--- Start ---
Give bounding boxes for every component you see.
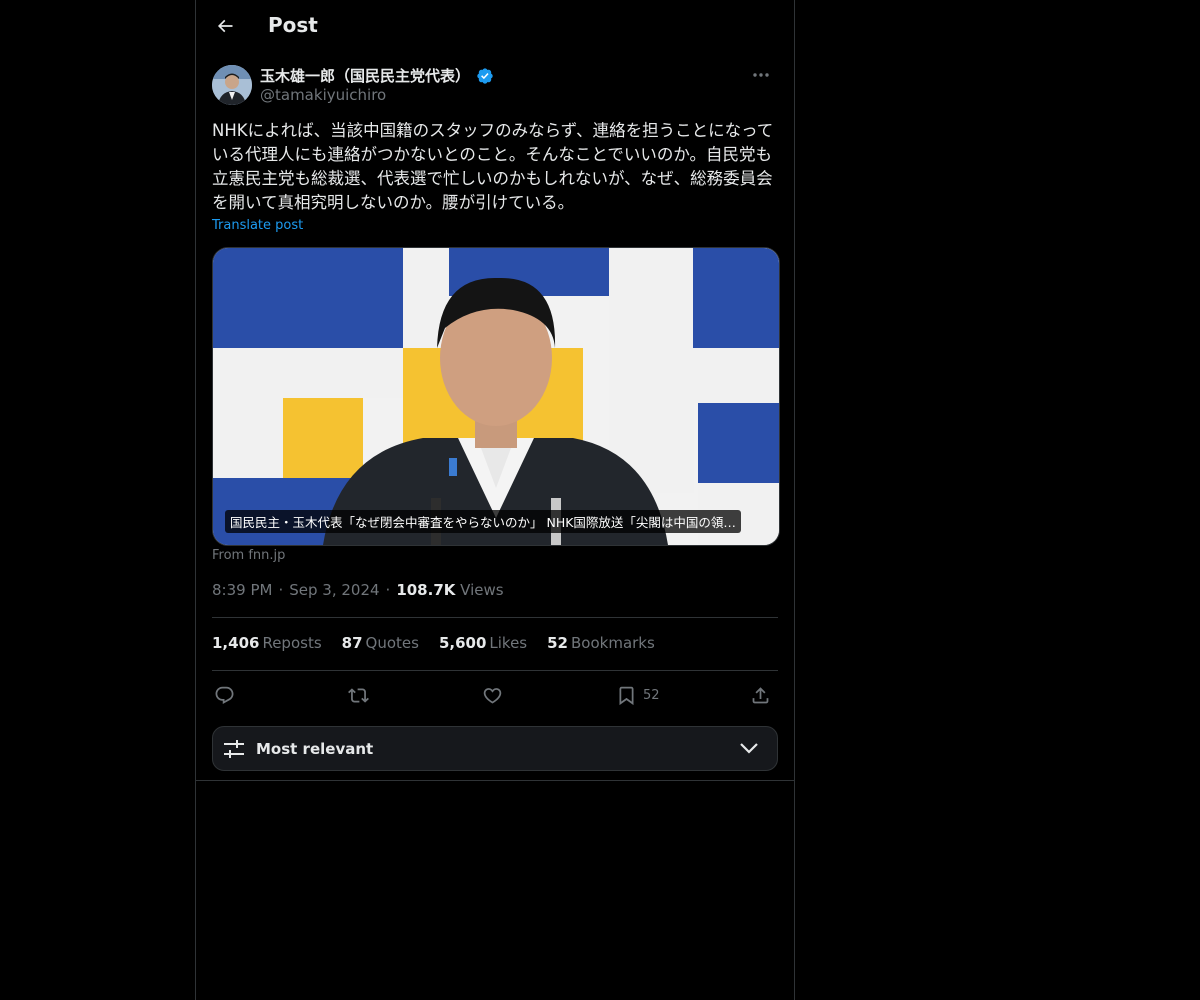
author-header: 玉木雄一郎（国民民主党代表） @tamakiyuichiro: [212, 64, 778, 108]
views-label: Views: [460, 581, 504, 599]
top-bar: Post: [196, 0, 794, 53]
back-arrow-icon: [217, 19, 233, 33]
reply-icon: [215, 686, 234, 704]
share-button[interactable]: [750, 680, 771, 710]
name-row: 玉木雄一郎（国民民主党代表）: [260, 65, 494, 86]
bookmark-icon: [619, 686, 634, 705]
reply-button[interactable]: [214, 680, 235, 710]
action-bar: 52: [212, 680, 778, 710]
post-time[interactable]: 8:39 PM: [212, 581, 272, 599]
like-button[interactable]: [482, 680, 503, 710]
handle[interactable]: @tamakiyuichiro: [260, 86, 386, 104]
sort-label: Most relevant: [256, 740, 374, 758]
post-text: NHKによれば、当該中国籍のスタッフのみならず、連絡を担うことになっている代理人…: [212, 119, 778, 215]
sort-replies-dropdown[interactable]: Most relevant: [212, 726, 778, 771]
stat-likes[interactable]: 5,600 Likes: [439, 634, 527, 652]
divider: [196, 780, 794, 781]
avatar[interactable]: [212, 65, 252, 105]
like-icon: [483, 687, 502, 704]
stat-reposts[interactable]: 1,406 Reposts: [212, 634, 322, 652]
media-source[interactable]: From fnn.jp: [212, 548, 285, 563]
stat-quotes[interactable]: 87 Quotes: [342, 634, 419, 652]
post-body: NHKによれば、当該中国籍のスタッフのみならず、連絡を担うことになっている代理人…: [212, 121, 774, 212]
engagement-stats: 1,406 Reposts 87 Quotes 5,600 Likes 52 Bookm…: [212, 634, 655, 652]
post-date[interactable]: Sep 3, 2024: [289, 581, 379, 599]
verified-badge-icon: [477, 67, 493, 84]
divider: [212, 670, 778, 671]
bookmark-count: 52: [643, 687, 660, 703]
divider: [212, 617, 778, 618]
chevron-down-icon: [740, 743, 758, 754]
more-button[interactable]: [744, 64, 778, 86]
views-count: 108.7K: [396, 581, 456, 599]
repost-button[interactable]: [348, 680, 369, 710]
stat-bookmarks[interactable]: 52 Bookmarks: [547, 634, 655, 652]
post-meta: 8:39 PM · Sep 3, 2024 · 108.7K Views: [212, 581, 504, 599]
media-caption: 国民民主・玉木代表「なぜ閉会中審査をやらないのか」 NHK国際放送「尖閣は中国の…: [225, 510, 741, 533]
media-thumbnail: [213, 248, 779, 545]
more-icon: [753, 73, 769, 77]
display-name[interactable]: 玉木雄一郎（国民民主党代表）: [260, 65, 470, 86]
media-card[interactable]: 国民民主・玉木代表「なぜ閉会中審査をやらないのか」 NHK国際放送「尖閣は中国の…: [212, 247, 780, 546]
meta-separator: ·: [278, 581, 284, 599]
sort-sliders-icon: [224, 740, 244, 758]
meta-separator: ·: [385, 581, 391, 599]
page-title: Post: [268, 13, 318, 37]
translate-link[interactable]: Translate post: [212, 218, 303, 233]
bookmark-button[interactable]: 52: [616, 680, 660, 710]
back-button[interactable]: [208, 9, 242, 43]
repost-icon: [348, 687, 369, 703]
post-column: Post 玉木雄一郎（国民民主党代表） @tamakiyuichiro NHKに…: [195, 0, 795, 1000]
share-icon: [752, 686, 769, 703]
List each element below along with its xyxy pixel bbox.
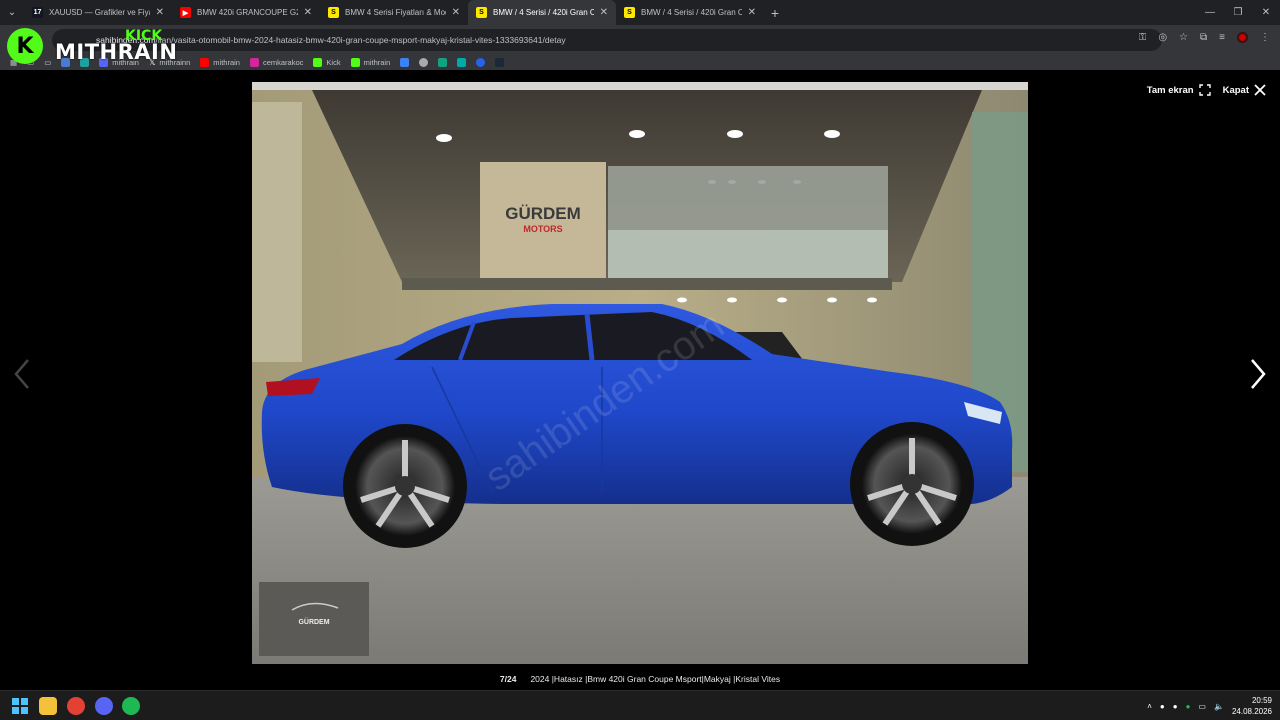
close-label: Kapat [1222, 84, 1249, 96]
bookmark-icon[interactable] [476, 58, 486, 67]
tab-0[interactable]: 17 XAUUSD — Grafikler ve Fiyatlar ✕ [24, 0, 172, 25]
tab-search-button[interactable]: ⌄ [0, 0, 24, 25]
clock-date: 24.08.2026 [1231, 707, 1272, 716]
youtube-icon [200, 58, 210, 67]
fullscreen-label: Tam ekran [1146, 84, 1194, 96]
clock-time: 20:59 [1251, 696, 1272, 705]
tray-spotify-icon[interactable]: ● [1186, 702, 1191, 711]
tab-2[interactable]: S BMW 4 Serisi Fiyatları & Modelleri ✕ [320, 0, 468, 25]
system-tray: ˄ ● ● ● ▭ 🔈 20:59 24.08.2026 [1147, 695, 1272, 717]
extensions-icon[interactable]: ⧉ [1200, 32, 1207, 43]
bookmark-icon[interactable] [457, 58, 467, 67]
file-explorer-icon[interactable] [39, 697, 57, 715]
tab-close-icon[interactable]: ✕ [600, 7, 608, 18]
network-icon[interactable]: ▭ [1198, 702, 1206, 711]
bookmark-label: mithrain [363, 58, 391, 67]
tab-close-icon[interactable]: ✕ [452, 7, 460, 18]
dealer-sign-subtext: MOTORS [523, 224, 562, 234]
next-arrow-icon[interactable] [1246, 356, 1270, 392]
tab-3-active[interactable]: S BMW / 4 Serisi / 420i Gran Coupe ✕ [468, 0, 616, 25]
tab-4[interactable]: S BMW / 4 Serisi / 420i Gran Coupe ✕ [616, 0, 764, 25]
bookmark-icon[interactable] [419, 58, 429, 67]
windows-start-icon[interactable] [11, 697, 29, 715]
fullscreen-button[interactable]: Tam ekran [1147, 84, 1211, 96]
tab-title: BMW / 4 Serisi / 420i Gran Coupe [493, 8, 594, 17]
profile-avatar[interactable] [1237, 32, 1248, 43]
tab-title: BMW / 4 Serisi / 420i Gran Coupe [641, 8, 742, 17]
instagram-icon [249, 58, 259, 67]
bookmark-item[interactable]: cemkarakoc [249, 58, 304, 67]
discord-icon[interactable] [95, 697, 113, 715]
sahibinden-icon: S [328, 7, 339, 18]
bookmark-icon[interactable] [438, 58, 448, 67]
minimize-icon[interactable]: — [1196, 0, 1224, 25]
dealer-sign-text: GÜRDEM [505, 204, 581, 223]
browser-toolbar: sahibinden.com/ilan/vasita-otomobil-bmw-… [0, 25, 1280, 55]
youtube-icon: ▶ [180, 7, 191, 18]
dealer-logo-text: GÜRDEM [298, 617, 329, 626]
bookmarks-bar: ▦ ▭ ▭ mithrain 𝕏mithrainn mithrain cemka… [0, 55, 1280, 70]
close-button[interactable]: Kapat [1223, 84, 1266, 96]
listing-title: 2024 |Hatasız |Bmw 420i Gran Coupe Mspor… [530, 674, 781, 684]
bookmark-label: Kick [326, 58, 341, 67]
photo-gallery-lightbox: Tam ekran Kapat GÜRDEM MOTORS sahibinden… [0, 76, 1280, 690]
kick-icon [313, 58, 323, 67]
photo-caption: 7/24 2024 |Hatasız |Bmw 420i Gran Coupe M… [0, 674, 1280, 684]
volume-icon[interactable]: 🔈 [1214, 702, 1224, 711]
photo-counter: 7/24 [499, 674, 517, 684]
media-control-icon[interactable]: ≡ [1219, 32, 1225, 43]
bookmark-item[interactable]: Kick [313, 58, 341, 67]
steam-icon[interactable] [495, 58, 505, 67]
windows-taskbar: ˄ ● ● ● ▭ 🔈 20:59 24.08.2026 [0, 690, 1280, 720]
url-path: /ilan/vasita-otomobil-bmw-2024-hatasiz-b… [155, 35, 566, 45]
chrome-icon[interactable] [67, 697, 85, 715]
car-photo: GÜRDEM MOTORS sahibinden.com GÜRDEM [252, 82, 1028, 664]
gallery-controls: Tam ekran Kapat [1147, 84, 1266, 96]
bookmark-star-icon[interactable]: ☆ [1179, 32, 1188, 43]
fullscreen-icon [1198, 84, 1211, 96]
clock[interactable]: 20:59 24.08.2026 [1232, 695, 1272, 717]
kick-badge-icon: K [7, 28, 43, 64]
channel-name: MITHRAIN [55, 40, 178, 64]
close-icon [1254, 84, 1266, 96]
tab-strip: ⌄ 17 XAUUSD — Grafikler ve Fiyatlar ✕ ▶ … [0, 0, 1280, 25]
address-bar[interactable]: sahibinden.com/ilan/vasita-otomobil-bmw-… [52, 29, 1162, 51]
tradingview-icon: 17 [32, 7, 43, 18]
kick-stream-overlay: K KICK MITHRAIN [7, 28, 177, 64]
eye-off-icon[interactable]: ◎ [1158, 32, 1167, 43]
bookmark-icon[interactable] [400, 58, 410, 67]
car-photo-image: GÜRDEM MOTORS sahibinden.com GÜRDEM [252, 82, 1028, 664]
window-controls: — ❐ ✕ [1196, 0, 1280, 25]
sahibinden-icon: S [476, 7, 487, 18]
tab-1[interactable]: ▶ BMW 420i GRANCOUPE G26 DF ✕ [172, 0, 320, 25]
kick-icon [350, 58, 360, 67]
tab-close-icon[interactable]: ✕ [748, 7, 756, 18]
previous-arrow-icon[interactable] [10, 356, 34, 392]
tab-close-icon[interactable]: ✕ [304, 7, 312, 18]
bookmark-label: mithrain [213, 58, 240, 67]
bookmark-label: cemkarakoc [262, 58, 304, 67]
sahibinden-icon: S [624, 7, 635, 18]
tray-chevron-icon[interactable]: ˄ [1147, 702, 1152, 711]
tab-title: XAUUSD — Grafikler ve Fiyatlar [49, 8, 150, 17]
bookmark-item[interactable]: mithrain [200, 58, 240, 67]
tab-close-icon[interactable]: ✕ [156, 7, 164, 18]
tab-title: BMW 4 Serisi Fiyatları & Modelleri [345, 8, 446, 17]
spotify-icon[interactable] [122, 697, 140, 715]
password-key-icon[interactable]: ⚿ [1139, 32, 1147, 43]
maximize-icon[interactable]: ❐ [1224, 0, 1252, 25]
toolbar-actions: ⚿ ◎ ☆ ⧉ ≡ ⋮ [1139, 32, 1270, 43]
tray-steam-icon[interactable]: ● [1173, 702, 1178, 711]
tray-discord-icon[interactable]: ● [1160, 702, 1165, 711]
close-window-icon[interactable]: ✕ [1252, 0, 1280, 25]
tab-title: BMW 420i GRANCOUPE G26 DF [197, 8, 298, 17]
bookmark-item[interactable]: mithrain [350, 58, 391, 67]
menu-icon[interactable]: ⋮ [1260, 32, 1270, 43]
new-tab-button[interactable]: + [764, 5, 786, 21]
--- End ---
Edit the lines beginning with the one that contains "close-label: Kapat [1222, 84, 1249, 96]" and stopping after the one that contains "youtube-icon [200, 58, 210, 67]". Swap "Kapat" for "Close", keep everything else the same, and give back only those lines.

close-label: Close [1222, 84, 1249, 96]
bookmark-icon[interactable] [476, 58, 486, 67]
tab-0[interactable]: 17 XAUUSD — Grafikler ve Fiyatlar ✕ [24, 0, 172, 25]
tab-search-button[interactable]: ⌄ [0, 0, 24, 25]
clock-date: 24.08.2026 [1231, 707, 1272, 716]
youtube-icon [200, 58, 210, 67]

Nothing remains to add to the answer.